* [DESCRIPTION OF THE TASK]: Pictures stay out of the copy; set down each line of the listing below exactly.

Records about charts and figures:
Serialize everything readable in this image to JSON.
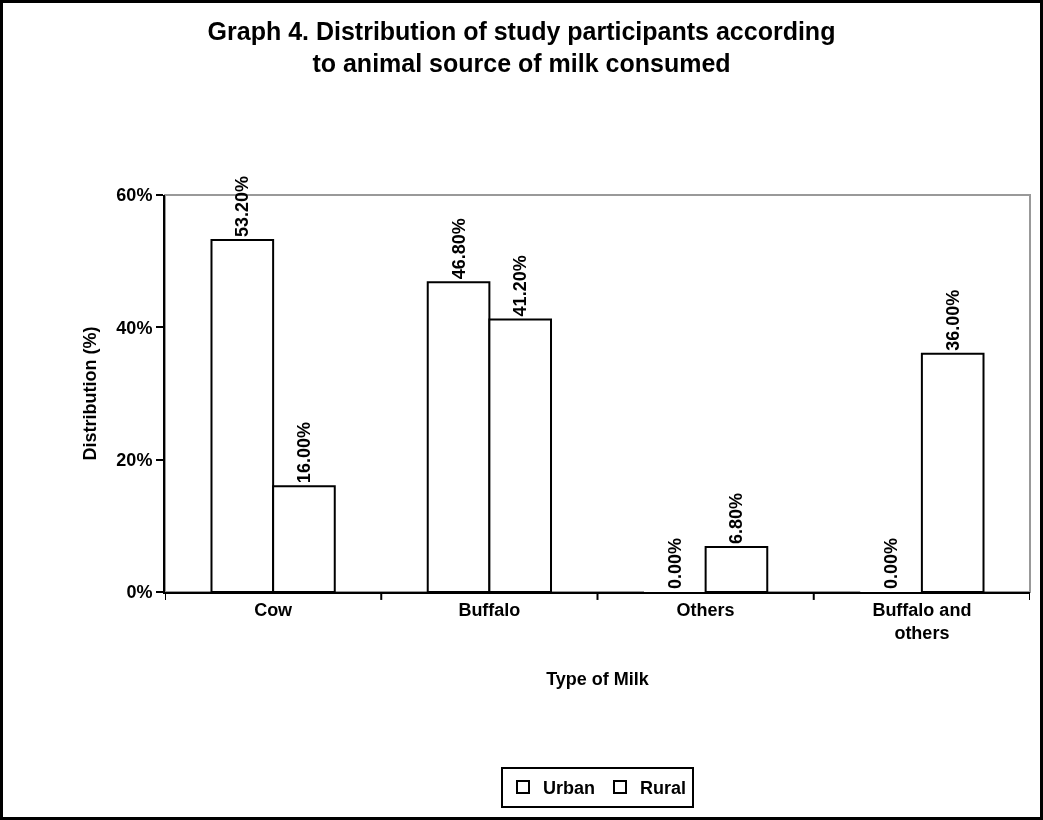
{
  "chart_data": {
    "type": "bar",
    "title": "Graph 4. Distribution of study participants according to animal source of milk consumed",
    "xlabel": "Type of Milk",
    "ylabel": "Distribution (%)",
    "categories": [
      "Cow",
      "Buffalo",
      "Others",
      "Buffalo and others"
    ],
    "series": [
      {
        "name": "Urban",
        "color": "#ffffff",
        "values": [
          53.2,
          46.8,
          0,
          0
        ],
        "value_labels": [
          "53.20%",
          "46.80%",
          "0.00%",
          "0.00%"
        ]
      },
      {
        "name": "Rural",
        "color": "#ffffff",
        "values": [
          16,
          41.2,
          6.8,
          36
        ],
        "value_labels": [
          "16.00%",
          "41.20%",
          "6.80%",
          "36.00%"
        ]
      }
    ],
    "ylim": [
      0,
      60
    ],
    "yticks": [
      {
        "value": 0,
        "label": "0%"
      },
      {
        "value": 20,
        "label": "20%"
      },
      {
        "value": 40,
        "label": "40%"
      },
      {
        "value": 60,
        "label": "60%"
      }
    ],
    "grid": false,
    "legend": "bottom"
  }
}
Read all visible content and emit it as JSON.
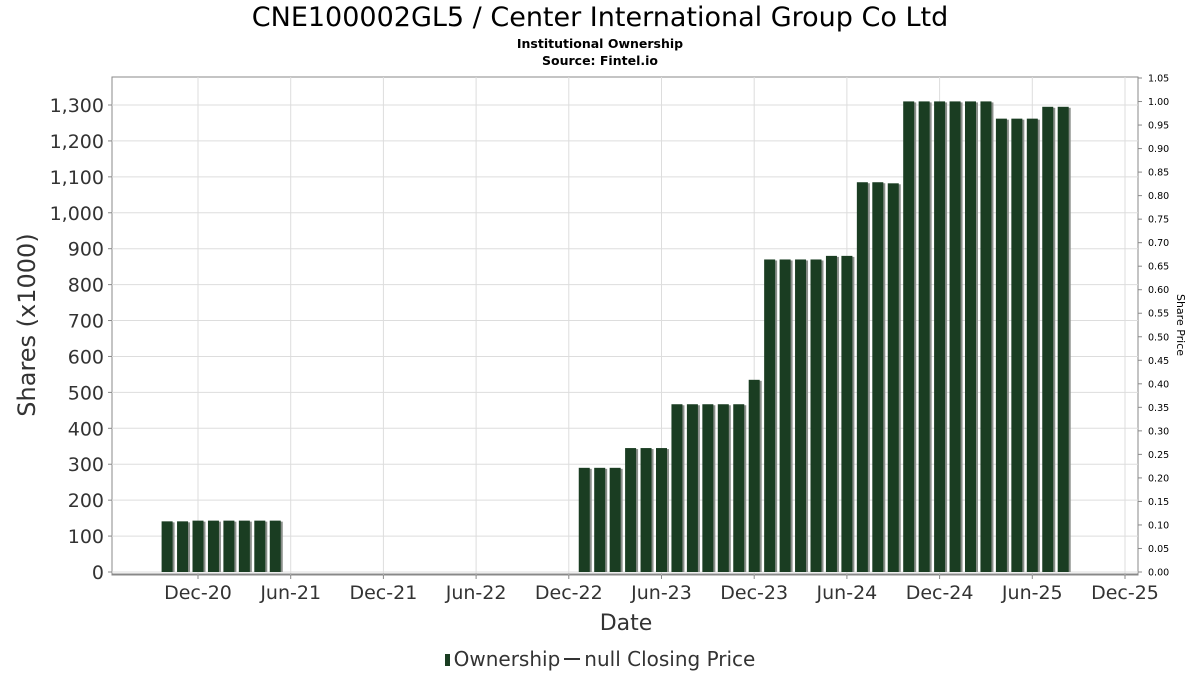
{
  "title": "CNE100002GL5 / Center International Group Co Ltd",
  "subtitle": "Institutional Ownership",
  "source": "Source: Fintel.io",
  "legend": {
    "ownership": "Ownership",
    "price": "null Closing Price"
  },
  "colors": {
    "bar": "#1a3d22",
    "bar_shadow": "#8a8f8a",
    "grid": "#dddddd"
  },
  "chart_data": {
    "type": "bar",
    "title": "CNE100002GL5 / Center International Group Co Ltd",
    "xlabel": "Date",
    "ylabel": "Shares (x1000)",
    "y2label": "Share Price",
    "ylim": [
      0,
      1380
    ],
    "y2lim": [
      0,
      1.05
    ],
    "grid": true,
    "legend_position": "bottom",
    "x_ticks": [
      "Dec-20",
      "Jun-21",
      "Dec-21",
      "Jun-22",
      "Dec-22",
      "Jun-23",
      "Dec-23",
      "Jun-24",
      "Dec-24",
      "Jun-25",
      "Dec-25"
    ],
    "y_ticks": [
      "0",
      "100",
      "200",
      "300",
      "400",
      "500",
      "600",
      "700",
      "800",
      "900",
      "1,000",
      "1,100",
      "1,200",
      "1,300"
    ],
    "y2_ticks": [
      "0.00",
      "0.05",
      "0.10",
      "0.15",
      "0.20",
      "0.25",
      "0.30",
      "0.35",
      "0.40",
      "0.45",
      "0.50",
      "0.55",
      "0.60",
      "0.65",
      "0.70",
      "0.75",
      "0.80",
      "0.85",
      "0.90",
      "0.95",
      "1.00",
      "1.05"
    ],
    "series": [
      {
        "name": "Ownership",
        "x": [
          "2020-10-01",
          "2020-11-01",
          "2020-12-01",
          "2021-01-01",
          "2021-02-01",
          "2021-03-01",
          "2021-04-01",
          "2021-05-01",
          "2023-01-01",
          "2023-02-01",
          "2023-03-01",
          "2023-04-01",
          "2023-05-01",
          "2023-06-01",
          "2023-07-01",
          "2023-08-01",
          "2023-09-01",
          "2023-10-01",
          "2023-11-01",
          "2023-12-01",
          "2024-01-01",
          "2024-02-01",
          "2024-03-01",
          "2024-04-01",
          "2024-05-01",
          "2024-06-01",
          "2024-07-01",
          "2024-08-01",
          "2024-09-01",
          "2024-10-01",
          "2024-11-01",
          "2024-12-01",
          "2025-01-01",
          "2025-02-01",
          "2025-03-01",
          "2025-04-01",
          "2025-05-01",
          "2025-06-01",
          "2025-07-01",
          "2025-08-01"
        ],
        "values": [
          141,
          141,
          143,
          143,
          143,
          143,
          143,
          143,
          290,
          290,
          290,
          345,
          345,
          345,
          467,
          467,
          467,
          467,
          467,
          535,
          870,
          870,
          870,
          870,
          880,
          880,
          1085,
          1085,
          1082,
          1310,
          1310,
          1310,
          1310,
          1310,
          1310,
          1262,
          1262,
          1262,
          1295,
          1295
        ]
      }
    ]
  }
}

* [FULL RESPONSE]:
Serialize everything readable in this image to JSON.
{
  "chart_data": {
    "type": "bar",
    "title": "Graph 4. Distribution of study participants according to animal source of milk consumed",
    "xlabel": "Type of Milk",
    "ylabel": "Distribution (%)",
    "categories": [
      "Cow",
      "Buffalo",
      "Others",
      "Buffalo and others"
    ],
    "series": [
      {
        "name": "Urban",
        "color": "#ffffff",
        "values": [
          53.2,
          46.8,
          0,
          0
        ],
        "value_labels": [
          "53.20%",
          "46.80%",
          "0.00%",
          "0.00%"
        ]
      },
      {
        "name": "Rural",
        "color": "#ffffff",
        "values": [
          16,
          41.2,
          6.8,
          36
        ],
        "value_labels": [
          "16.00%",
          "41.20%",
          "6.80%",
          "36.00%"
        ]
      }
    ],
    "ylim": [
      0,
      60
    ],
    "yticks": [
      {
        "value": 0,
        "label": "0%"
      },
      {
        "value": 20,
        "label": "20%"
      },
      {
        "value": 40,
        "label": "40%"
      },
      {
        "value": 60,
        "label": "60%"
      }
    ],
    "grid": false,
    "legend": "bottom"
  }
}
Read all visible content and emit it as JSON.
{
  "title": "CNE100002GL5 / Center International Group Co Ltd",
  "subtitle": "Institutional Ownership",
  "source": "Source: Fintel.io",
  "legend": {
    "ownership": "Ownership",
    "price": "null Closing Price"
  },
  "colors": {
    "bar": "#1a3d22",
    "bar_shadow": "#8a8f8a",
    "grid": "#dddddd"
  },
  "chart_data": {
    "type": "bar",
    "title": "CNE100002GL5 / Center International Group Co Ltd",
    "xlabel": "Date",
    "ylabel": "Shares (x1000)",
    "y2label": "Share Price",
    "ylim": [
      0,
      1380
    ],
    "y2lim": [
      0,
      1.05
    ],
    "grid": true,
    "legend_position": "bottom",
    "x_ticks": [
      "Dec-20",
      "Jun-21",
      "Dec-21",
      "Jun-22",
      "Dec-22",
      "Jun-23",
      "Dec-23",
      "Jun-24",
      "Dec-24",
      "Jun-25",
      "Dec-25"
    ],
    "y_ticks": [
      "0",
      "100",
      "200",
      "300",
      "400",
      "500",
      "600",
      "700",
      "800",
      "900",
      "1,000",
      "1,100",
      "1,200",
      "1,300"
    ],
    "y2_ticks": [
      "0.00",
      "0.05",
      "0.10",
      "0.15",
      "0.20",
      "0.25",
      "0.30",
      "0.35",
      "0.40",
      "0.45",
      "0.50",
      "0.55",
      "0.60",
      "0.65",
      "0.70",
      "0.75",
      "0.80",
      "0.85",
      "0.90",
      "0.95",
      "1.00",
      "1.05"
    ],
    "series": [
      {
        "name": "Ownership",
        "x": [
          "2020-10-01",
          "2020-11-01",
          "2020-12-01",
          "2021-01-01",
          "2021-02-01",
          "2021-03-01",
          "2021-04-01",
          "2021-05-01",
          "2023-01-01",
          "2023-02-01",
          "2023-03-01",
          "2023-04-01",
          "2023-05-01",
          "2023-06-01",
          "2023-07-01",
          "2023-08-01",
          "2023-09-01",
          "2023-10-01",
          "2023-11-01",
          "2023-12-01",
          "2024-01-01",
          "2024-02-01",
          "2024-03-01",
          "2024-04-01",
          "2024-05-01",
          "2024-06-01",
          "2024-07-01",
          "2024-08-01",
          "2024-09-01",
          "2024-10-01",
          "2024-11-01",
          "2024-12-01",
          "2025-01-01",
          "2025-02-01",
          "2025-03-01",
          "2025-04-01",
          "2025-05-01",
          "2025-06-01",
          "2025-07-01",
          "2025-08-01"
        ],
        "values": [
          141,
          141,
          143,
          143,
          143,
          143,
          143,
          143,
          290,
          290,
          290,
          345,
          345,
          345,
          467,
          467,
          467,
          467,
          467,
          535,
          870,
          870,
          870,
          870,
          880,
          880,
          1085,
          1085,
          1082,
          1310,
          1310,
          1310,
          1310,
          1310,
          1310,
          1262,
          1262,
          1262,
          1295,
          1295
        ]
      }
    ]
  }
}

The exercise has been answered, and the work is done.